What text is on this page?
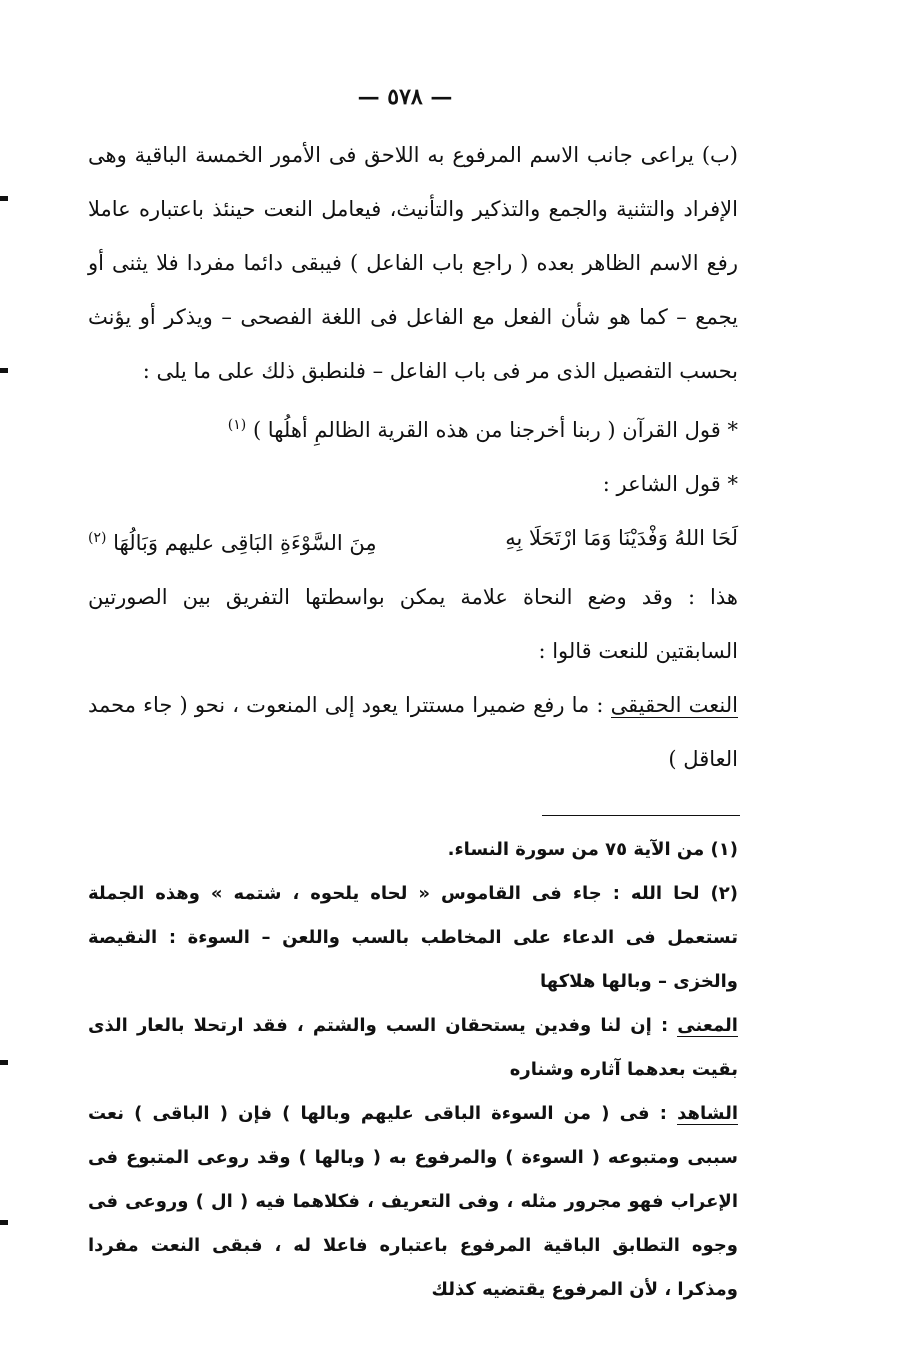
— ٥٧٨ —

(ب) يراعى جانب الاسم المرفوع به اللاحق فى الأمور الخمسة الباقية وهى الإفراد والتثنية والجمع والتذكير والتأنيث، فيعامل النعت حينئذ باعتباره عاملا رفع الاسم الظاهر بعده ( راجع باب الفاعل ) فيبقى دائما مفردا فلا يثنى أو يجمع – كما هو شأن الفعل مع الفاعل فى اللغة الفصحى – ويذكر أو يؤنث بحسب التفصيل الذى مر فى باب الفاعل – فلنطبق ذلك على ما يلى :

* قول القرآن ( ربنا أخرجنا من هذه القرية الظالمِ أهلُها ) $^{(١)}$

* قول الشاعر :

لَحَا اللهُ وَفْدَيْنَا وَمَا ارْتَحَلَا بِهِ
مِنَ السَّوْءَةِ البَاقِى عليهم وَبَالُهَا $^{(٢)}$

هذا : وقد وضع النحاة علامة يمكن بواسطتها التفريق بين الصورتين السابقتين للنعت قالوا :

النعت الحقيقى : ما رفع ضميرا مستترا يعود إلى المنعوت ، نحو ( جاء محمد العاقل )

(١) من الآية ٧٥ من سورة النساء.

(٢) لحا الله : جاء فى القاموس « لحاه يلحوه ، شتمه » وهذه الجملة تستعمل فى الدعاء على المخاطب بالسب واللعن – السوءة : النقيصة والخزى – وبالها هلاكها

المعنى : إن لنا وفدين يستحقان السب والشتم ، فقد ارتحلا بالعار الذى بقيت بعدهما آثاره وشناره

الشاهد : فى ( من السوءة الباقى عليهم وبالها ) فإن ( الباقى ) نعت سببى ومتبوعه ( السوءة ) والمرفوع به ( وبالها ) وقد روعى المتبوع فى الإعراب فهو مجرور مثله ، وفى التعريف ، فكلاهما فيه ( ال ) وروعى فى وجوه التطابق الباقية المرفوع باعتباره فاعلا له ، فبقى النعت مفردا ومذكرا ، لأن المرفوع يقتضيه كذلك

━━━━━━━━

▶ Aim: In the records above, find each line holding "السوءة" and copy it.

▶ Exercise output:
(٢) لحا الله : جاء فى القاموس « لحاه يلحوه ، شتمه » وهذه الجملة تستعمل فى الدعاء على المخاطب بالسب واللعن – السوءة : النقيصة والخزى – وبالها هلاكها
الشاهد : فى ( من السوءة الباقى عليهم وبالها ) فإن ( الباقى ) نعت سببى ومتبوعه ( السوءة ) والمرفوع به ( وبالها ) وقد روعى المتبوع فى الإعراب فهو مجرور مثله ، وفى التعريف ، فكلاهما فيه ( ال ) وروعى فى وجوه التطابق الباقية المرفوع باعتباره فاعلا له ، فبقى النعت مفردا ومذكرا ، لأن المرفوع يقتضيه كذلك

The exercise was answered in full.